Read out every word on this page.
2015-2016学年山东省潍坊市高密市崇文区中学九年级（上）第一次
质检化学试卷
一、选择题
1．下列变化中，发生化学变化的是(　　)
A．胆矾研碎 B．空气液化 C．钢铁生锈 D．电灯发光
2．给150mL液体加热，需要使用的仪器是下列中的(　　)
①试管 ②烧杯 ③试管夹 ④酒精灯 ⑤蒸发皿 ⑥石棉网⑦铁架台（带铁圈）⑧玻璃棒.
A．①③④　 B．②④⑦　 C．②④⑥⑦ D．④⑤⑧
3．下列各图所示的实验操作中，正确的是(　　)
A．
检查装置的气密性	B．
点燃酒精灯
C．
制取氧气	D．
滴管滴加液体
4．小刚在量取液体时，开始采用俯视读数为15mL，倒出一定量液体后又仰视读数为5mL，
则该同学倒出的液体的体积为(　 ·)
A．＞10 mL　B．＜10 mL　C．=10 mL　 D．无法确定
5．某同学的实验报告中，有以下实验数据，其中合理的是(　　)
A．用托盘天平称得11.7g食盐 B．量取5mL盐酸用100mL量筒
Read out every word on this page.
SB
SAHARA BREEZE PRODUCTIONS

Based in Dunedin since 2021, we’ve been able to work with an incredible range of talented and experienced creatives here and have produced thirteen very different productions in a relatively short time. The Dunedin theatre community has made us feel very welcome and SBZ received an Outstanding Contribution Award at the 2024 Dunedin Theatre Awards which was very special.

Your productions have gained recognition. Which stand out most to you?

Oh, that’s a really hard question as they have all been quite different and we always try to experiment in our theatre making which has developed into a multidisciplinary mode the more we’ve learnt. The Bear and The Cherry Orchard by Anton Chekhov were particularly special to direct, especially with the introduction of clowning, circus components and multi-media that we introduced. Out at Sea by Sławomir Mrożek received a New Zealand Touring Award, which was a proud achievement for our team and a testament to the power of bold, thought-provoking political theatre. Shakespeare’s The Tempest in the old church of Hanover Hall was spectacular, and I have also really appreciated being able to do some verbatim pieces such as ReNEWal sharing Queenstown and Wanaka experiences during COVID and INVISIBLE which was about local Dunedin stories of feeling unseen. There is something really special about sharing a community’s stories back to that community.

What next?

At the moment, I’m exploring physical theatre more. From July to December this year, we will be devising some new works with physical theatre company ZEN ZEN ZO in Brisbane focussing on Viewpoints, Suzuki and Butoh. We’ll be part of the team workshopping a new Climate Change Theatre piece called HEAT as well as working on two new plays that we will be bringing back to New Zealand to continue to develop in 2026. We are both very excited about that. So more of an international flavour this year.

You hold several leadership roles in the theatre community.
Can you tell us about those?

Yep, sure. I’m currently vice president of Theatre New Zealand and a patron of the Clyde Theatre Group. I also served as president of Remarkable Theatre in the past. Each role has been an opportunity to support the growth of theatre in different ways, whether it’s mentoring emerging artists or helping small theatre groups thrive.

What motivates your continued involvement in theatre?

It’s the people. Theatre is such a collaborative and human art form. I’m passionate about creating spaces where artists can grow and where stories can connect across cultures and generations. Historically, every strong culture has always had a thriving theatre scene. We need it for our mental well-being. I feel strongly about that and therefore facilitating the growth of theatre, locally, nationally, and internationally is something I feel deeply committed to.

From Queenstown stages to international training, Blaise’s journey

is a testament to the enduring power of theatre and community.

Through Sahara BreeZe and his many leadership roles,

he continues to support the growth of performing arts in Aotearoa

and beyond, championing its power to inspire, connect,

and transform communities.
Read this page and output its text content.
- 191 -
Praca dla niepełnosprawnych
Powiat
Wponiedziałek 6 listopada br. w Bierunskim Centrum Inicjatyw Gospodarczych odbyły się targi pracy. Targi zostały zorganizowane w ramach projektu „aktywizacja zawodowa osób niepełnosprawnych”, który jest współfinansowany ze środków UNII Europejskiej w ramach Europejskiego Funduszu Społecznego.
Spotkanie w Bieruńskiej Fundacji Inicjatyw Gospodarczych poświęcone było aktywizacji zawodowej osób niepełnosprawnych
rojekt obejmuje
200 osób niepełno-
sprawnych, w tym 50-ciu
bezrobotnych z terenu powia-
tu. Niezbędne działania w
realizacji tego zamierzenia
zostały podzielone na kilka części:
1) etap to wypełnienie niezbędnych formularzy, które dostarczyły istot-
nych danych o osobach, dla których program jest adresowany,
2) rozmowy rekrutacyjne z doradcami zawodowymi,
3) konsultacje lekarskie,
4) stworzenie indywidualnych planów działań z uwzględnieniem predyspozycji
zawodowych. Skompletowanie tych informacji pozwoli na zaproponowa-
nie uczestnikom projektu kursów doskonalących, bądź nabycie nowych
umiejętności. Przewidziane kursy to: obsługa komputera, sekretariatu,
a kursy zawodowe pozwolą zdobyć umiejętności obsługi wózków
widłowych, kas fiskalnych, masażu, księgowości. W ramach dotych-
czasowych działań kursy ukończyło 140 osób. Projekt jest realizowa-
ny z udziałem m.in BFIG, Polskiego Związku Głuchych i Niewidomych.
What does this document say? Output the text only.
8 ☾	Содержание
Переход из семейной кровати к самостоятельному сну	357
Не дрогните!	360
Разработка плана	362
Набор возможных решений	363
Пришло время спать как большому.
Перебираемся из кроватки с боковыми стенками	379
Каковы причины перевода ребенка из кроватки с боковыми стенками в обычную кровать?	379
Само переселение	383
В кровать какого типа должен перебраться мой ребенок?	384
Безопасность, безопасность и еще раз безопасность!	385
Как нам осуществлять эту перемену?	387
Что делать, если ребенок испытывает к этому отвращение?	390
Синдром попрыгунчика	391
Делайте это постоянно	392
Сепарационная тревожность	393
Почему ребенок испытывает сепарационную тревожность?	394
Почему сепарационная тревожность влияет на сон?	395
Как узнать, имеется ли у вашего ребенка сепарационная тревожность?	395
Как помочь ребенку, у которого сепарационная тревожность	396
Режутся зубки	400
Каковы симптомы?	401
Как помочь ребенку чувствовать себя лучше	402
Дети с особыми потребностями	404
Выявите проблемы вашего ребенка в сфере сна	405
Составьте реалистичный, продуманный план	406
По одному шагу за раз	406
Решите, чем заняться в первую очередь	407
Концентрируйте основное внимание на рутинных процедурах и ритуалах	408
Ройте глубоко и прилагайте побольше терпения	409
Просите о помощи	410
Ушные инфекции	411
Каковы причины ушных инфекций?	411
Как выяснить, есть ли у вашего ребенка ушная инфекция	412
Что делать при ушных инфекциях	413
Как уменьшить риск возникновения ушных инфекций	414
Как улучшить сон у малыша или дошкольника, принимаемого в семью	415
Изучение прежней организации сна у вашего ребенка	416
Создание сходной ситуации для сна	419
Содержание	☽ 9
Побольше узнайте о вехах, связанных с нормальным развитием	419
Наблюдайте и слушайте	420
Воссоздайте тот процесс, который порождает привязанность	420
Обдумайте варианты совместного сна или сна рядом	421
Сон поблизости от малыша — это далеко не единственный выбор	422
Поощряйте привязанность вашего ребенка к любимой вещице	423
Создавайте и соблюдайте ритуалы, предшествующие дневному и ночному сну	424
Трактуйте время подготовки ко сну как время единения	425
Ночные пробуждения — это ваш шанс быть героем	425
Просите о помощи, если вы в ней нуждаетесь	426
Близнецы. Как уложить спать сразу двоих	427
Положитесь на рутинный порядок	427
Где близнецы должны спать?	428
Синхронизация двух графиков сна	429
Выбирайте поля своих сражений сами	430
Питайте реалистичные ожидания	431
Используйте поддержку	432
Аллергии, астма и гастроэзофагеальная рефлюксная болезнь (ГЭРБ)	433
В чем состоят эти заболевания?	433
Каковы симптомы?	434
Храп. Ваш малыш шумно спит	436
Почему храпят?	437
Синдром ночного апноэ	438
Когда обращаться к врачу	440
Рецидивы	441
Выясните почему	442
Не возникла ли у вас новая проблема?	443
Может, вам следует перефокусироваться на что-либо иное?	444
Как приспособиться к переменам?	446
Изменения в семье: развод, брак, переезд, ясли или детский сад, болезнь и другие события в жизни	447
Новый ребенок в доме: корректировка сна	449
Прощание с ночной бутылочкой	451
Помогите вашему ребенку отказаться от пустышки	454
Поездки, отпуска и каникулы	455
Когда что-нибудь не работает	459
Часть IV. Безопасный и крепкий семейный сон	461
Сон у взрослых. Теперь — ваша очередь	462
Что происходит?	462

> INSTRUCTIONS FOR THE TASK
All lines of the data above that include the word "делать" must be shown.

> REPLY TO THE TASK
Что делать, если ребенок испытывает к этому отвращение?	390
Что делать при ушных инфекциях	413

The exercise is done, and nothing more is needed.